RECORDS TO PROCESS:
──────
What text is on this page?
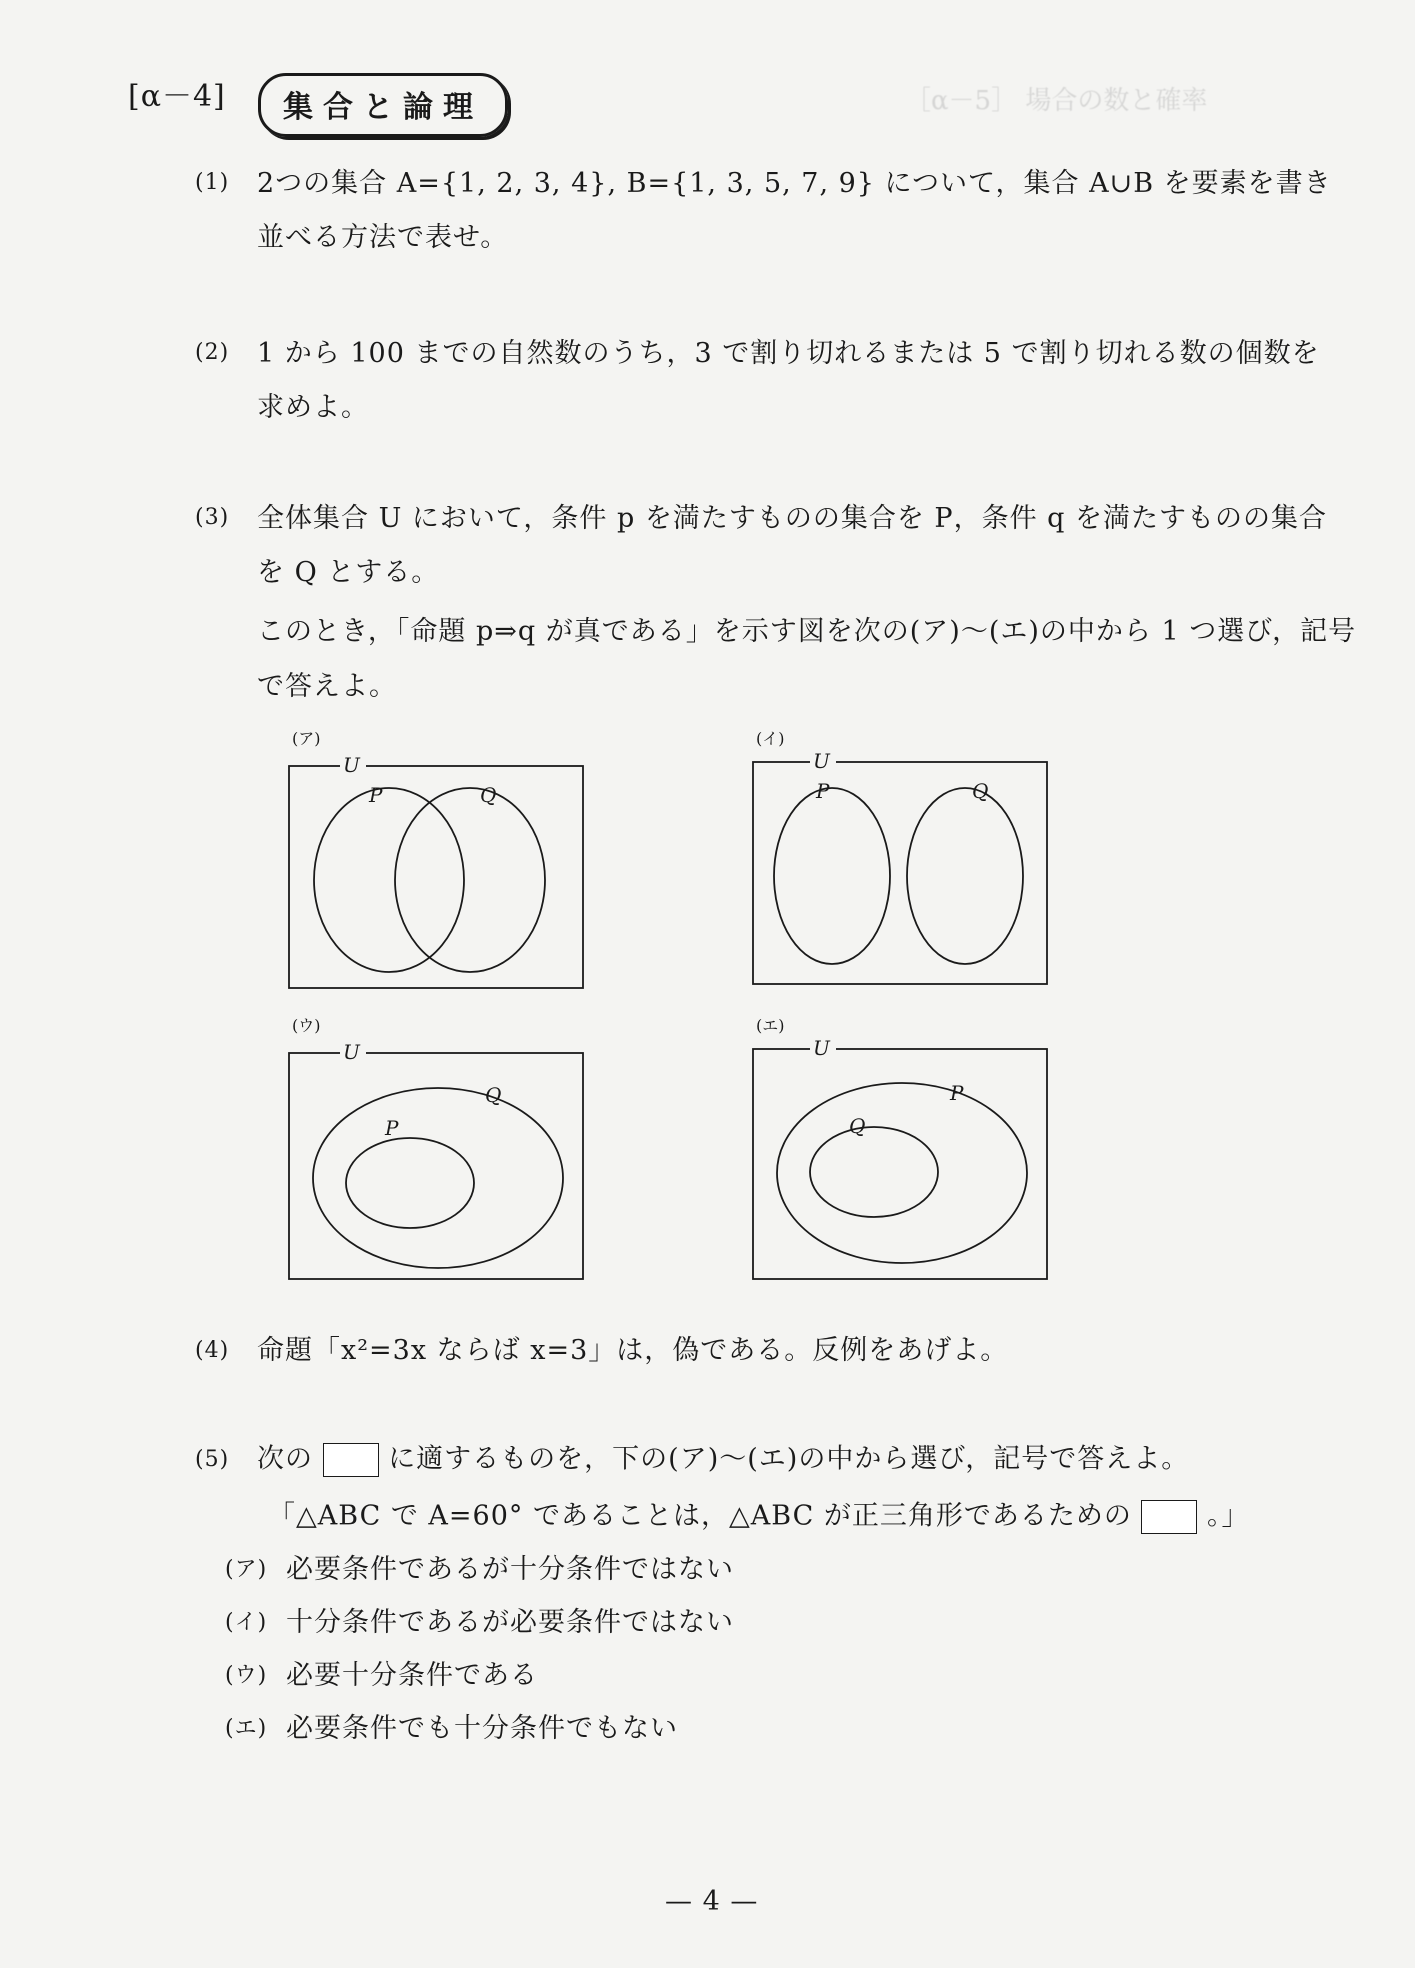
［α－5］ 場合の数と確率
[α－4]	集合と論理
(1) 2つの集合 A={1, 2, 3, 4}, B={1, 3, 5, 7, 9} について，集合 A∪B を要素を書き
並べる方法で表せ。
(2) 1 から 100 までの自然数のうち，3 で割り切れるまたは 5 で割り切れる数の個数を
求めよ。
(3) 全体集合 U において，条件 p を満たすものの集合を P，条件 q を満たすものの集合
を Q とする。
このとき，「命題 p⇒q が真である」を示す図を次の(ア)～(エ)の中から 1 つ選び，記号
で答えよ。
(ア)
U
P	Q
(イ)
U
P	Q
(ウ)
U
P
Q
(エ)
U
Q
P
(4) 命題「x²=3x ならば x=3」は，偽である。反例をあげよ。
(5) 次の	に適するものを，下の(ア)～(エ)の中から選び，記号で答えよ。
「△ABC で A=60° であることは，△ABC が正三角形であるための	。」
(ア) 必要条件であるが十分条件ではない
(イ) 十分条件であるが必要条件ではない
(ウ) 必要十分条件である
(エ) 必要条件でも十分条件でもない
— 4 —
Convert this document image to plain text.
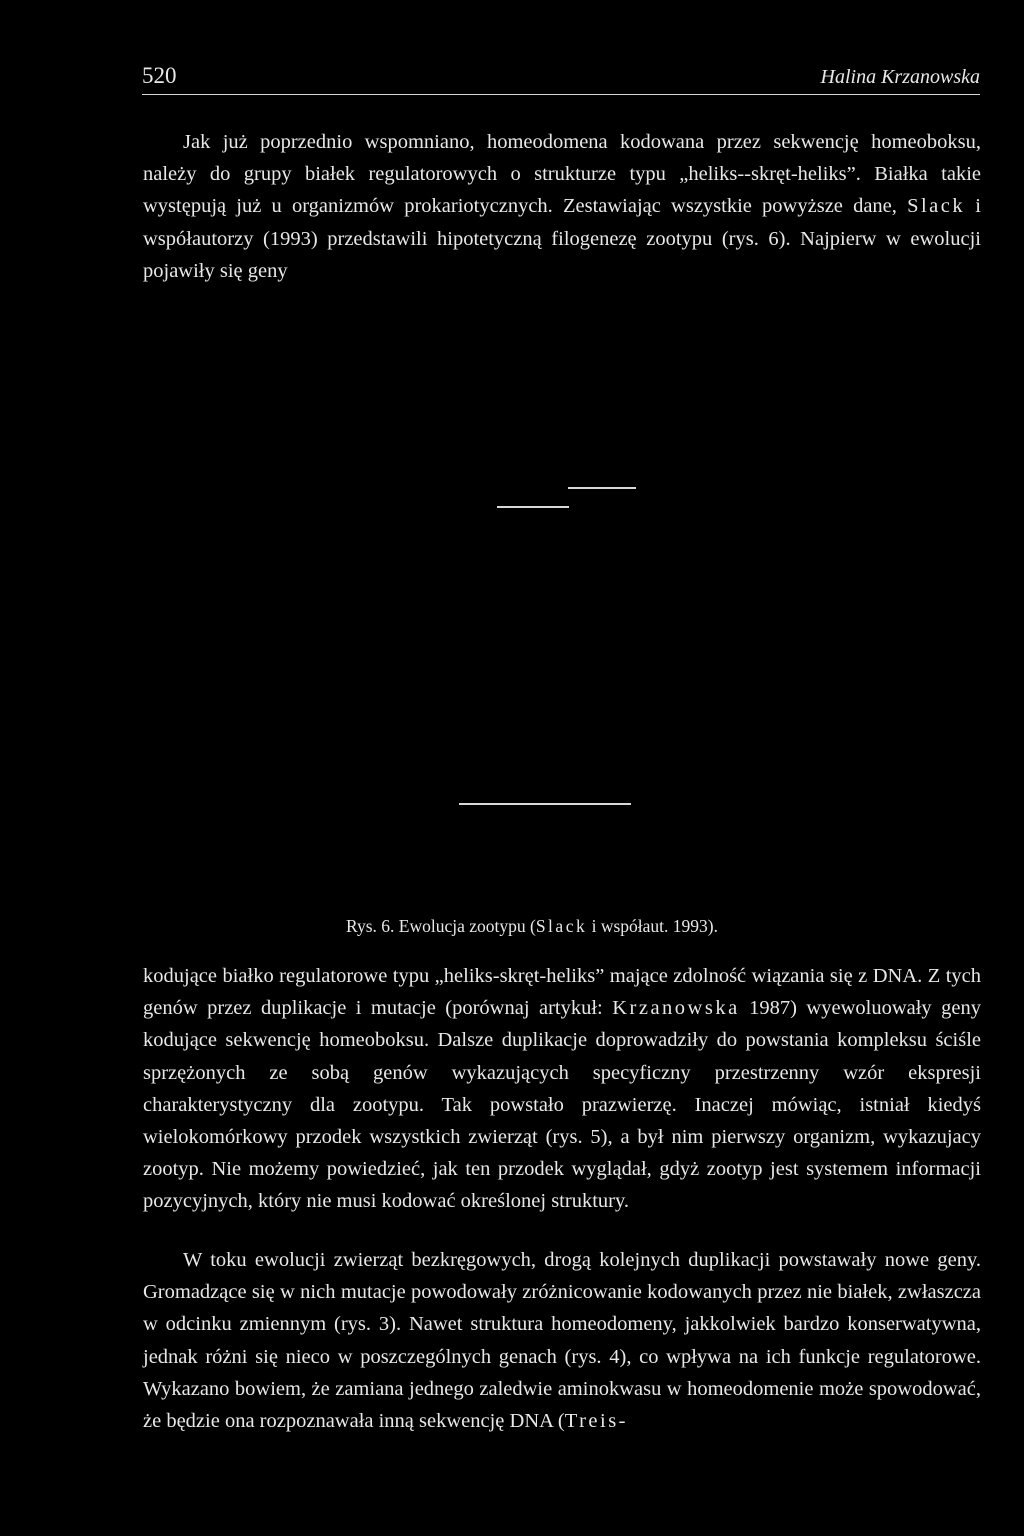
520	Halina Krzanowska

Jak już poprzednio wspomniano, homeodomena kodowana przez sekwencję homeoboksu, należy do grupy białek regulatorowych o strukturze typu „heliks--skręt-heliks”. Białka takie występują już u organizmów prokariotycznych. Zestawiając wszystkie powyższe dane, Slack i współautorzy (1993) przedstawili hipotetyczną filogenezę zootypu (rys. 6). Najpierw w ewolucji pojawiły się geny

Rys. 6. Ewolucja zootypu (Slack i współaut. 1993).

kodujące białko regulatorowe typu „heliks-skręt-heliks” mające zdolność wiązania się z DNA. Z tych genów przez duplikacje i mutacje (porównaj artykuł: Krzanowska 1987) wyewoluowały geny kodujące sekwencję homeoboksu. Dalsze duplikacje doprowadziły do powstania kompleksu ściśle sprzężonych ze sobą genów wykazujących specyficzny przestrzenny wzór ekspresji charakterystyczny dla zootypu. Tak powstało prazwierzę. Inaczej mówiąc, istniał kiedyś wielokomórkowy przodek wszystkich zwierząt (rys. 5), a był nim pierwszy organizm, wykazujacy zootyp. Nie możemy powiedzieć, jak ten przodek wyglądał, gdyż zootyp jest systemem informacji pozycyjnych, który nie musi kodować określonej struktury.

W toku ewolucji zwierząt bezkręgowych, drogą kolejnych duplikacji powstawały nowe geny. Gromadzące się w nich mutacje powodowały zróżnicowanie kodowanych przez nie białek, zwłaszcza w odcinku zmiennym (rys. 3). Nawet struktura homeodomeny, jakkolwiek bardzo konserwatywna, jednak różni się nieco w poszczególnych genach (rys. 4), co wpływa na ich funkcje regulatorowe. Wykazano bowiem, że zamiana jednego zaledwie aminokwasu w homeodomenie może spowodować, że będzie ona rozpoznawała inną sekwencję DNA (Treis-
──────
INSTRUCTIONS FOR THE TASK: Within the records above, how many lines include the word "this"? State the number by itself.

FULL OUTPUT: 2